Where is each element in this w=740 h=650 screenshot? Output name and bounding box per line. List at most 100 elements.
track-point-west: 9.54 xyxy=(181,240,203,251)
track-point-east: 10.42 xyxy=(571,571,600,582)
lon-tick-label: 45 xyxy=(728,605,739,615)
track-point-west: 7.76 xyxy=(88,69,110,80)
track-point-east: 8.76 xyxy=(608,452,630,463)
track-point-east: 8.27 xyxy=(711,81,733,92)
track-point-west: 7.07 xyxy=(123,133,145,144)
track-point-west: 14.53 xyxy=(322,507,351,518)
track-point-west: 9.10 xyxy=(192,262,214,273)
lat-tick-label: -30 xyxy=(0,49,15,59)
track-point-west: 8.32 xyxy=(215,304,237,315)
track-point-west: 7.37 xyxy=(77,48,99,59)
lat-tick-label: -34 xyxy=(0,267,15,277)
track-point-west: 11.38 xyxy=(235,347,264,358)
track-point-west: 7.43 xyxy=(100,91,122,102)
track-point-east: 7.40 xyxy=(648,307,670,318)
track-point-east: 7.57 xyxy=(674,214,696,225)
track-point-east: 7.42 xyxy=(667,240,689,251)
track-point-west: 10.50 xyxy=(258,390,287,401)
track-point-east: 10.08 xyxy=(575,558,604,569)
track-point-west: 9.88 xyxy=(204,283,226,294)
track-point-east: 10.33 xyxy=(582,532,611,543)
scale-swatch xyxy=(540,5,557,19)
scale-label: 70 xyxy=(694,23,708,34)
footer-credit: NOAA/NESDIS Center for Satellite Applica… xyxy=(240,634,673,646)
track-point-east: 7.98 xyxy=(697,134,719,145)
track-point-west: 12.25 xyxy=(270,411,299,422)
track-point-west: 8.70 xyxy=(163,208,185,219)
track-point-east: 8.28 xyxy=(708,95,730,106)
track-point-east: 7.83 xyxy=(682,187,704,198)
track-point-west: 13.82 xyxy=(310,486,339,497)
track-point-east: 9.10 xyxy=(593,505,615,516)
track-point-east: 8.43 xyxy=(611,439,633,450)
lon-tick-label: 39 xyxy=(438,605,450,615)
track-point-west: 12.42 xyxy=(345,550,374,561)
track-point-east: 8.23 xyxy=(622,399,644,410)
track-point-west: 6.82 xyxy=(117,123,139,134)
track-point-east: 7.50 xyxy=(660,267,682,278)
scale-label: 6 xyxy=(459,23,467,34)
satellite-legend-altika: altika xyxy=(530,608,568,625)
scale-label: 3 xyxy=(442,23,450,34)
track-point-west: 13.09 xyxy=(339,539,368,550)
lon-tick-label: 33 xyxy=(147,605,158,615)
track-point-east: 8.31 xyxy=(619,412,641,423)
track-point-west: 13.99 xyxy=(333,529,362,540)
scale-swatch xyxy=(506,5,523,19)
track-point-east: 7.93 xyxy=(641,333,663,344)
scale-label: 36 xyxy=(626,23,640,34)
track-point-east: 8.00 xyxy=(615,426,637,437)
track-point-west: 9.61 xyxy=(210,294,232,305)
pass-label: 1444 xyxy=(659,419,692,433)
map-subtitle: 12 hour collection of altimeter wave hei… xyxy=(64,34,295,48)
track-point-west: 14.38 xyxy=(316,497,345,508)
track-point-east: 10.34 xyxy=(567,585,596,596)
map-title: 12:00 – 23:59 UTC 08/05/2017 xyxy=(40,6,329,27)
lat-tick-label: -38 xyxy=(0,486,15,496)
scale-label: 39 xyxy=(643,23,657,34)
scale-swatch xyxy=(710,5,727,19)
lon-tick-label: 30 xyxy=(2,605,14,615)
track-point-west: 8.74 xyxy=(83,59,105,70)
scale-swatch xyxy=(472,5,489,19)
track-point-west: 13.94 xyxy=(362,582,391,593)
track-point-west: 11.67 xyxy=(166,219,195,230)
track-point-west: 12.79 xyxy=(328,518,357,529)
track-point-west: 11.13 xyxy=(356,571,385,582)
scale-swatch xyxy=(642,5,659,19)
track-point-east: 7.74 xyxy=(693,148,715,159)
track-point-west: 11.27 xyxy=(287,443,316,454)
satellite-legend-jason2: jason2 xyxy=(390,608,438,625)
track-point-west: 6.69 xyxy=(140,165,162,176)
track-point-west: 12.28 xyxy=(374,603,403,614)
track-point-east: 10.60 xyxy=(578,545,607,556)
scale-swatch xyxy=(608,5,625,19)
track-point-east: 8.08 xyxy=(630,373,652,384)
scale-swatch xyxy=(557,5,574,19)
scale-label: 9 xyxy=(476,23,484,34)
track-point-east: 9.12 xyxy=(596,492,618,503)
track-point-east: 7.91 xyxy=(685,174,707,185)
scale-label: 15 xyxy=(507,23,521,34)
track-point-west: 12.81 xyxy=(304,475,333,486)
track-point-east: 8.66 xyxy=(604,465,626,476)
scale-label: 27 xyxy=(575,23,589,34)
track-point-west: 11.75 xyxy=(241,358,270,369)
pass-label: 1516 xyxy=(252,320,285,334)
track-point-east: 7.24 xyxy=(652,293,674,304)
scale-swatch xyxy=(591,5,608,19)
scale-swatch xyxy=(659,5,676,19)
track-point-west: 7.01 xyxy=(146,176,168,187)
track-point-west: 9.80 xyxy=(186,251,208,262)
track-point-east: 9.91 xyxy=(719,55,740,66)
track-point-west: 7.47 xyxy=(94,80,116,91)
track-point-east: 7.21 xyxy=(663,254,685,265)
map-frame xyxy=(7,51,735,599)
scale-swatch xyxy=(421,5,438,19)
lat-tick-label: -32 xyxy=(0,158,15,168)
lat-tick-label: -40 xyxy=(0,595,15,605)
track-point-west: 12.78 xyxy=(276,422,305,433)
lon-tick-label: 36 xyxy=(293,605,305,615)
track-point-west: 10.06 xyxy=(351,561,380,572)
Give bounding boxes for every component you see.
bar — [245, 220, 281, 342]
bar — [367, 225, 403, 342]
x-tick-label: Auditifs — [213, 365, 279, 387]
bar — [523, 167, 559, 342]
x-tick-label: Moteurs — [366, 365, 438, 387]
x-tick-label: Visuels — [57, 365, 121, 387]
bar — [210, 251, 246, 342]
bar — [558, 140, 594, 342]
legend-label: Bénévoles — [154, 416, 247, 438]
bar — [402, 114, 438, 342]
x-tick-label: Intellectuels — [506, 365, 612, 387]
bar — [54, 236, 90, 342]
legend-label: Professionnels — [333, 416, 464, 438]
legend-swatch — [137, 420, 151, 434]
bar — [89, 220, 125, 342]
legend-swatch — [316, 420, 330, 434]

------------------------------------------------

● Work required
Put every line of the listing above into a numbered list, omitting any blank lines.

● Answer to this problem
1. Where is each element in this w=740 h=650 screenshot? Output name and bounding box per line. List at most 100 elements.
2. track-point-west: 9.54 xyxy=(181,240,203,251)
3. track-point-east: 10.42 xyxy=(571,571,600,582)
4. lon-tick-label: 45 xyxy=(728,605,739,615)
5. track-point-west: 7.76 xyxy=(88,69,110,80)
6. track-point-east: 8.76 xyxy=(608,452,630,463)
7. track-point-east: 8.27 xyxy=(711,81,733,92)
8. track-point-west: 7.07 xyxy=(123,133,145,144)
9. track-point-west: 14.53 xyxy=(322,507,351,518)
10. track-point-west: 9.10 xyxy=(192,262,214,273)
11. lat-tick-label: -30 xyxy=(0,49,15,59)
12. track-point-west: 8.32 xyxy=(215,304,237,315)
13. track-point-west: 7.37 xyxy=(77,48,99,59)
14. lat-tick-label: -34 xyxy=(0,267,15,277)
15. track-point-west: 11.38 xyxy=(235,347,264,358)
16. track-point-west: 7.43 xyxy=(100,91,122,102)
17. track-point-east: 7.40 xyxy=(648,307,670,318)
18. track-point-east: 7.57 xyxy=(674,214,696,225)
19. track-point-east: 7.42 xyxy=(667,240,689,251)
20. track-point-west: 10.50 xyxy=(258,390,287,401)
21. track-point-east: 10.08 xyxy=(575,558,604,569)
22. track-point-west: 9.88 xyxy=(204,283,226,294)
23. track-point-east: 10.33 xyxy=(582,532,611,543)
24. scale-swatch xyxy=(540,5,557,19)
25. scale-label: 70 xyxy=(694,23,708,34)
26. footer-credit: NOAA/NESDIS Center for Satellite Applica… xyxy=(240,634,673,646)
27. track-point-east: 7.98 xyxy=(697,134,719,145)
28. track-point-west: 12.25 xyxy=(270,411,299,422)
29. track-point-west: 8.70 xyxy=(163,208,185,219)
30. track-point-east: 8.28 xyxy=(708,95,730,106)
31. track-point-east: 7.83 xyxy=(682,187,704,198)
32. track-point-west: 13.82 xyxy=(310,486,339,497)
33. track-point-east: 9.10 xyxy=(593,505,615,516)
34. track-point-east: 8.43 xyxy=(611,439,633,450)
35. lon-tick-label: 39 xyxy=(438,605,450,615)
36. track-point-west: 12.42 xyxy=(345,550,374,561)
37. track-point-east: 8.23 xyxy=(622,399,644,410)
38. track-point-west: 6.82 xyxy=(117,123,139,134)
39. track-point-east: 7.50 xyxy=(660,267,682,278)
40. scale-label: 6 xyxy=(459,23,467,34)
41. satellite-legend-altika: altika xyxy=(530,608,568,625)
42. scale-label: 3 xyxy=(442,23,450,34)
43. track-point-west: 13.09 xyxy=(339,539,368,550)
44. lon-tick-label: 33 xyxy=(147,605,158,615)
45. track-point-east: 8.31 xyxy=(619,412,641,423)
46. track-point-west: 13.99 xyxy=(333,529,362,540)
47. scale-swatch xyxy=(506,5,523,19)
48. track-point-east: 7.93 xyxy=(641,333,663,344)
49. scale-label: 36 xyxy=(626,23,640,34)
50. track-point-east: 8.00 xyxy=(615,426,637,437)
51. track-point-west: 9.61 xyxy=(210,294,232,305)
52. pass-label: 1444 xyxy=(659,419,692,433)
53. map-subtitle: 12 hour collection of altimeter wave hei… xyxy=(64,34,295,48)
54. track-point-west: 14.38 xyxy=(316,497,345,508)
55. track-point-east: 10.34 xyxy=(567,585,596,596)
56. map-title: 12:00 – 23:59 UTC 08/05/2017 xyxy=(40,6,329,27)
57. lat-tick-label: -38 xyxy=(0,486,15,496)
58. scale-label: 39 xyxy=(643,23,657,34)
59. scale-swatch xyxy=(710,5,727,19)
60. lon-tick-label: 30 xyxy=(2,605,14,615)
61. track-point-west: 8.74 xyxy=(83,59,105,70)
62. scale-swatch xyxy=(472,5,489,19)
63. track-point-west: 13.94 xyxy=(362,582,391,593)
64. track-point-west: 11.67 xyxy=(166,219,195,230)
65. track-point-west: 12.79 xyxy=(328,518,357,529)
66. track-point-west: 11.13 xyxy=(356,571,385,582)
67. scale-swatch xyxy=(642,5,659,19)
68. track-point-east: 7.74 xyxy=(693,148,715,159)
69. track-point-west: 11.27 xyxy=(287,443,316,454)
70. satellite-legend-jason2: jason2 xyxy=(390,608,438,625)
71. track-point-west: 6.69 xyxy=(140,165,162,176)
72. track-point-west: 12.28 xyxy=(374,603,403,614)
73. track-point-east: 10.60 xyxy=(578,545,607,556)
74. scale-swatch xyxy=(608,5,625,19)
75. track-point-east: 8.08 xyxy=(630,373,652,384)
76. scale-swatch xyxy=(557,5,574,19)
77. scale-label: 9 xyxy=(476,23,484,34)
78. track-point-east: 9.12 xyxy=(596,492,618,503)
79. track-point-east: 7.91 xyxy=(685,174,707,185)
80. scale-label: 15 xyxy=(507,23,521,34)
81. track-point-west: 12.81 xyxy=(304,475,333,486)
82. track-point-east: 8.66 xyxy=(604,465,626,476)
83. scale-label: 27 xyxy=(575,23,589,34)
84. track-point-west: 11.75 xyxy=(241,358,270,369)
85. pass-label: 1516 xyxy=(252,320,285,334)
86. track-point-east: 7.24 xyxy=(652,293,674,304)
87. scale-swatch xyxy=(591,5,608,19)
88. scale-swatch xyxy=(659,5,676,19)
89. track-point-west: 7.01 xyxy=(146,176,168,187)
90. track-point-west: 9.80 xyxy=(186,251,208,262)
91. track-point-east: 9.91 xyxy=(719,55,740,66)
92. track-point-west: 7.47 xyxy=(94,80,116,91)
93. track-point-east: 7.21 xyxy=(663,254,685,265)
94. map-frame xyxy=(7,51,735,599)
95. scale-swatch xyxy=(421,5,438,19)
96. lat-tick-label: -32 xyxy=(0,158,15,168)
97. lat-tick-label: -40 xyxy=(0,595,15,605)
98. track-point-west: 12.78 xyxy=(276,422,305,433)
99. lon-tick-label: 36 xyxy=(293,605,305,615)
100. track-point-west: 10.06 xyxy=(351,561,380,572)
101. Give bounding boxes for every component you see.
102. bar — [245, 220, 281, 342]
103. bar — [367, 225, 403, 342]
104. x-tick-label: Auditifs — [213, 365, 279, 387]
105. bar — [523, 167, 559, 342]
106. x-tick-label: Moteurs — [366, 365, 438, 387]
107. x-tick-label: Visuels — [57, 365, 121, 387]
108. bar — [210, 251, 246, 342]
109. bar — [558, 140, 594, 342]
110. legend-label: Bénévoles — [154, 416, 247, 438]
111. bar — [402, 114, 438, 342]
112. x-tick-label: Intellectuels — [506, 365, 612, 387]
113. bar — [54, 236, 90, 342]
114. legend-label: Professionnels — [333, 416, 464, 438]
115. legend-swatch — [137, 420, 151, 434]
116. bar — [89, 220, 125, 342]
117. legend-swatch — [316, 420, 330, 434]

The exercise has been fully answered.